WHAT YOU SHOULD DO: Go through the records and copy each line where the word "this" occurs.

RECORD SET:
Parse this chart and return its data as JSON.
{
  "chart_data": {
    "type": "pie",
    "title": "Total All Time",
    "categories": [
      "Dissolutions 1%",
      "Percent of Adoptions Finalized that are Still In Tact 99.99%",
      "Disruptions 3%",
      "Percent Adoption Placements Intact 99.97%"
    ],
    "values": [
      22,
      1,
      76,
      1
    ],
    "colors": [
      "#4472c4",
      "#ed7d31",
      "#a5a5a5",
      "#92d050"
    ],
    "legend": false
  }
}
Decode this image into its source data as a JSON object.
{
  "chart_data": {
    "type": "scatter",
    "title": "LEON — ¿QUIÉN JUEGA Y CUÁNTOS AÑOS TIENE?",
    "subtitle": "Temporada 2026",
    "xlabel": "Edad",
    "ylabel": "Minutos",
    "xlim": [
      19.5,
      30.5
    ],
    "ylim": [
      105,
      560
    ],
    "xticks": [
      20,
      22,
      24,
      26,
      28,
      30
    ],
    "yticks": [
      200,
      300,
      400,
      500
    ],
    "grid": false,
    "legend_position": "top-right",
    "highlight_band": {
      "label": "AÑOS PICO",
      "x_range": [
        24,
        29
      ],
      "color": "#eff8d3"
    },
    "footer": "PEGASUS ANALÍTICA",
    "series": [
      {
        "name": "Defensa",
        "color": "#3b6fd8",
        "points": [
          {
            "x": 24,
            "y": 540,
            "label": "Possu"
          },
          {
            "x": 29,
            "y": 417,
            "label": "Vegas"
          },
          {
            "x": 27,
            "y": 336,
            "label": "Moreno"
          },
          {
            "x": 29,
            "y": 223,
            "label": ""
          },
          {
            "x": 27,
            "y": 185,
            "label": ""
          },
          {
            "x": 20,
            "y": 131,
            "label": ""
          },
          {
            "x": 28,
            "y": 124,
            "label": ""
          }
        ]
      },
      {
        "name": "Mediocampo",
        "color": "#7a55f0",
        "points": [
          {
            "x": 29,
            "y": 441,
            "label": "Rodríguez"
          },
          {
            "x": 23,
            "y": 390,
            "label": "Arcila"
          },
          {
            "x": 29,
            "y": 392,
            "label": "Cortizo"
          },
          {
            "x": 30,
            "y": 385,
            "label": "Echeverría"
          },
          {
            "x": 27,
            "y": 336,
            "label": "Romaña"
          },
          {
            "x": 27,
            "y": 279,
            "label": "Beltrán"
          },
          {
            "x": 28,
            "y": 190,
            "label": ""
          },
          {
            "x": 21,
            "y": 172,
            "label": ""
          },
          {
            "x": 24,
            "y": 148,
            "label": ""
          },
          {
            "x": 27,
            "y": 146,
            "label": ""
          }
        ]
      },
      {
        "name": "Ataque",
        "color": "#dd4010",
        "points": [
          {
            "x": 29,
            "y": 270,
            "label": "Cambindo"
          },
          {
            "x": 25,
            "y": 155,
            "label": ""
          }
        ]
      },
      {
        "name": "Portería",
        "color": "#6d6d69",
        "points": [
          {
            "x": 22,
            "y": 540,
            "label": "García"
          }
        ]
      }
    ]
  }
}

FULL OUTPUT:
Parse this chart and return its data as JSON.
Decode this image into its source data as a JSON object.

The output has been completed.